[Entradas]:
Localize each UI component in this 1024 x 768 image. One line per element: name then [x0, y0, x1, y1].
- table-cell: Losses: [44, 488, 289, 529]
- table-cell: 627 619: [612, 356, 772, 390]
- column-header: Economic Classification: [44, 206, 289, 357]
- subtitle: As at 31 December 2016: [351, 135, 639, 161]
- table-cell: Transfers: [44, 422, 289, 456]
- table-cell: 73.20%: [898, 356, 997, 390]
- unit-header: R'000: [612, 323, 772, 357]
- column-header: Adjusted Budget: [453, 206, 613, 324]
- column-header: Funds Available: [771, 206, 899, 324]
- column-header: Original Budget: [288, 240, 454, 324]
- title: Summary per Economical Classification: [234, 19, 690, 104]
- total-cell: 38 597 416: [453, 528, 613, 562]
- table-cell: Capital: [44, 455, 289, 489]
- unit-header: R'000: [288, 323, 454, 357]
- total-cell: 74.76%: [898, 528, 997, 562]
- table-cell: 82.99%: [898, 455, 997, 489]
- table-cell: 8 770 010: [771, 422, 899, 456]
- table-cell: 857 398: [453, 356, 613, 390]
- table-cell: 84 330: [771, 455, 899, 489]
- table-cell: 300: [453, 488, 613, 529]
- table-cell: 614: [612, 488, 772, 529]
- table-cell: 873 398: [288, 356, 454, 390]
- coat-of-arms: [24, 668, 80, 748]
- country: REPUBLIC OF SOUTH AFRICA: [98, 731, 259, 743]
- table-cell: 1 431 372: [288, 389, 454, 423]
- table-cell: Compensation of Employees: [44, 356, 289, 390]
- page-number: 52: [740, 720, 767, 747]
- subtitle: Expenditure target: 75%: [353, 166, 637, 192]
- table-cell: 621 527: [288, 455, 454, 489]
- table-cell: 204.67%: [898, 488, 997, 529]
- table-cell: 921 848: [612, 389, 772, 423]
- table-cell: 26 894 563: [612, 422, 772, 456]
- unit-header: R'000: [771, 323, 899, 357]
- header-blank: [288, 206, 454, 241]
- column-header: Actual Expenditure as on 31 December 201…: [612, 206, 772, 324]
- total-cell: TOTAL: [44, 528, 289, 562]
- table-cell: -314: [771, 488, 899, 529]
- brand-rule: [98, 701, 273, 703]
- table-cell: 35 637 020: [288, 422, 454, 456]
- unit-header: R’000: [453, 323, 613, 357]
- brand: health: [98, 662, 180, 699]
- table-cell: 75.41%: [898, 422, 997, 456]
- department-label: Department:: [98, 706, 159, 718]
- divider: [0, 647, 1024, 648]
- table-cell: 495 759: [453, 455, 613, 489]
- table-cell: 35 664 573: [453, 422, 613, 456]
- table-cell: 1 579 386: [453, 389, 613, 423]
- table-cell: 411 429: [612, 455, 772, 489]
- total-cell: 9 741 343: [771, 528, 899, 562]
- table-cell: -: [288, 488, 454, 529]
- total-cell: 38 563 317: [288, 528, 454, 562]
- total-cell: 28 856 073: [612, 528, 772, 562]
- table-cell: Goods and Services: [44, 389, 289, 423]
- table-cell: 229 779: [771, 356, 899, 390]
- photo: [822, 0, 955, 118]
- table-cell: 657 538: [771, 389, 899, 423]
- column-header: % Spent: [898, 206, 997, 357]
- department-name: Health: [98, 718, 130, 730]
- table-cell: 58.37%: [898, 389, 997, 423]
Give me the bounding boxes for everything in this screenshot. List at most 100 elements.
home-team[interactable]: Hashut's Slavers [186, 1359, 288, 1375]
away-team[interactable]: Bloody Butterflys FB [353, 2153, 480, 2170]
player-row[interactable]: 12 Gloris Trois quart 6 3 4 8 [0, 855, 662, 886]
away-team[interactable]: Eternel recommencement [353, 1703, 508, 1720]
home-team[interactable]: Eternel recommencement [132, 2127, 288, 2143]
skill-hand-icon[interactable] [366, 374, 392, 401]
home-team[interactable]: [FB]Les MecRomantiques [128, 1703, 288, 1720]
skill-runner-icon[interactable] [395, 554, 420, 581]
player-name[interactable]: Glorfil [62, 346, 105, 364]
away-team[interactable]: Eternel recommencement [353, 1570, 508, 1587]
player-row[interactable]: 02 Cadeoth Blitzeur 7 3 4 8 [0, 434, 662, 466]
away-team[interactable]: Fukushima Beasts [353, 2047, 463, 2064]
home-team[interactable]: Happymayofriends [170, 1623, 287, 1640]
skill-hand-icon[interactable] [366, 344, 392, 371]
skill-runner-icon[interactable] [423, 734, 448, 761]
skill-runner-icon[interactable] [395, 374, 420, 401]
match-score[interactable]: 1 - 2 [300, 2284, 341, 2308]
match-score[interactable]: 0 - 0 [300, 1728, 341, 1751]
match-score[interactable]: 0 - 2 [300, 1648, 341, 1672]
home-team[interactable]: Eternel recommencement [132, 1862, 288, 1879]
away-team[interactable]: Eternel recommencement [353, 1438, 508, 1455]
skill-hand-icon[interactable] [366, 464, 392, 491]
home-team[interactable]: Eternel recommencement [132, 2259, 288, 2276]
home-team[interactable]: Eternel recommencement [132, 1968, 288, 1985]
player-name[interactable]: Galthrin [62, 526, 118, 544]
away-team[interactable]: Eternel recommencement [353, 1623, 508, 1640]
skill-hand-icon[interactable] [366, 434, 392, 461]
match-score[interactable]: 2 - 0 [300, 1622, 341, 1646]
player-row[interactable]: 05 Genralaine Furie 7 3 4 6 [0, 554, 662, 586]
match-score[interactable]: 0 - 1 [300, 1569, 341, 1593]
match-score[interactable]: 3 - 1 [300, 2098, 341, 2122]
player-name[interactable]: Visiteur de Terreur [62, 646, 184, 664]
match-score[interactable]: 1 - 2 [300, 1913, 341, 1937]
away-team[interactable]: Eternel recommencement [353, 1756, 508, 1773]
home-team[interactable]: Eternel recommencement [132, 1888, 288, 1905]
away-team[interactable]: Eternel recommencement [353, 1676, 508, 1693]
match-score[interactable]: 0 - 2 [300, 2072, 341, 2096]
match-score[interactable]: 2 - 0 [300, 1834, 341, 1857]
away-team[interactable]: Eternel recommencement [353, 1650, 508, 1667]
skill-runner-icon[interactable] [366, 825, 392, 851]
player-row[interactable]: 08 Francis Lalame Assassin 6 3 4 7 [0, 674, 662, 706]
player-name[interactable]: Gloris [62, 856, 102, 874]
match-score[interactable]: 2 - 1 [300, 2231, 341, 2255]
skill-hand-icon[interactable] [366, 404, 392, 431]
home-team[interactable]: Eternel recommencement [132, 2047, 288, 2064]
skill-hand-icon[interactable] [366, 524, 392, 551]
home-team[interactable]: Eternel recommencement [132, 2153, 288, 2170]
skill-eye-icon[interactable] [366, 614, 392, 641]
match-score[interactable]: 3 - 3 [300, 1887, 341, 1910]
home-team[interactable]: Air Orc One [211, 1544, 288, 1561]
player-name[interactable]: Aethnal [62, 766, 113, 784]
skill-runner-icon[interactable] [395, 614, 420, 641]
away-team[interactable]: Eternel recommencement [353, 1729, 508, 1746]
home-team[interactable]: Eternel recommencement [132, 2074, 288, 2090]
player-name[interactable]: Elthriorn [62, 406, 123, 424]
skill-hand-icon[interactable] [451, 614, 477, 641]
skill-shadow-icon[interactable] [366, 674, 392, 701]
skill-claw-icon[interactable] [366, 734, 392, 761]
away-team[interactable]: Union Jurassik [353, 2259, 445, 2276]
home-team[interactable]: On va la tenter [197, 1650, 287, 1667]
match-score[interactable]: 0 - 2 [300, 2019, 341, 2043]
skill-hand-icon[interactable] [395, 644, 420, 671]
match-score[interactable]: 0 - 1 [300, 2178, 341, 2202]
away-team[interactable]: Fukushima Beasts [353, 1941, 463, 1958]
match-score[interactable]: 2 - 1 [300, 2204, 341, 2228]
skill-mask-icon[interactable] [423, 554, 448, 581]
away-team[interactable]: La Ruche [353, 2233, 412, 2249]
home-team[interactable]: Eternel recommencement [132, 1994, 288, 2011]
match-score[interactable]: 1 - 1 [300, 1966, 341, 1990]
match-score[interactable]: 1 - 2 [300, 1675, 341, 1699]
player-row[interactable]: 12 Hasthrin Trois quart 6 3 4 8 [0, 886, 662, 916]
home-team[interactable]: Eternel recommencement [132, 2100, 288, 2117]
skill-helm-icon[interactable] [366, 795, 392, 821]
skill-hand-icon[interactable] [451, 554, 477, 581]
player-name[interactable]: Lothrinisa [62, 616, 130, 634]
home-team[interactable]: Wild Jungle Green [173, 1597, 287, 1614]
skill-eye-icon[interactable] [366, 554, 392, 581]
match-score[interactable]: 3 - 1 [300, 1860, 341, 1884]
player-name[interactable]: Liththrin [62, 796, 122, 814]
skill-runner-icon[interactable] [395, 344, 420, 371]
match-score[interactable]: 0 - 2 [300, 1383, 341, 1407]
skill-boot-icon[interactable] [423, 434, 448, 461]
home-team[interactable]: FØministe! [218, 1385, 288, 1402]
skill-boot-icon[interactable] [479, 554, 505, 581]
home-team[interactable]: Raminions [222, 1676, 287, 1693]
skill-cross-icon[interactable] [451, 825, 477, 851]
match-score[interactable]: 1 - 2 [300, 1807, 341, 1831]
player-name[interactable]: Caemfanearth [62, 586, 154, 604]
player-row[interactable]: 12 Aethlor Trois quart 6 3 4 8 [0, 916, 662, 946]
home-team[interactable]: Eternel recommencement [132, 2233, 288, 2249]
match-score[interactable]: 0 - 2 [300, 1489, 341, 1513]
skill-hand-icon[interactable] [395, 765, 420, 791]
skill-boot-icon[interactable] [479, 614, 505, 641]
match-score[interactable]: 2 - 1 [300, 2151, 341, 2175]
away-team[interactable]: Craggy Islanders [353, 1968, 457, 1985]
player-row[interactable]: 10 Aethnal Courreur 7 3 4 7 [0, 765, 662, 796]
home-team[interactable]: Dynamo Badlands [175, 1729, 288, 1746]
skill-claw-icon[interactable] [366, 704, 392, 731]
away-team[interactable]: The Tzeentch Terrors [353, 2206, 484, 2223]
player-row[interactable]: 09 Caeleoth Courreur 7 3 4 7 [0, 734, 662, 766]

[Enunciado da tarefa]:
Transcreva sem nenhuma alteração as linhas das entradas, do início até a linha que contém "- unit-header: R'000: [288, 323, 454, 357]", incluindo esta.

[Resultado do exercício]:
Localize each UI component in this 1024 x 768 image. One line per element: name then [x0, y0, x1, y1].
- table-cell: Losses: [44, 488, 289, 529]
- table-cell: 627 619: [612, 356, 772, 390]
- column-header: Economic Classification: [44, 206, 289, 357]
- subtitle: As at 31 December 2016: [351, 135, 639, 161]
- table-cell: Transfers: [44, 422, 289, 456]
- table-cell: 73.20%: [898, 356, 997, 390]
- unit-header: R'000: [612, 323, 772, 357]
- column-header: Adjusted Budget: [453, 206, 613, 324]
- column-header: Funds Available: [771, 206, 899, 324]
- column-header: Original Budget: [288, 240, 454, 324]
- title: Summary per Economical Classification: [234, 19, 690, 104]
- total-cell: 38 597 416: [453, 528, 613, 562]
- table-cell: Capital: [44, 455, 289, 489]
- unit-header: R'000: [288, 323, 454, 357]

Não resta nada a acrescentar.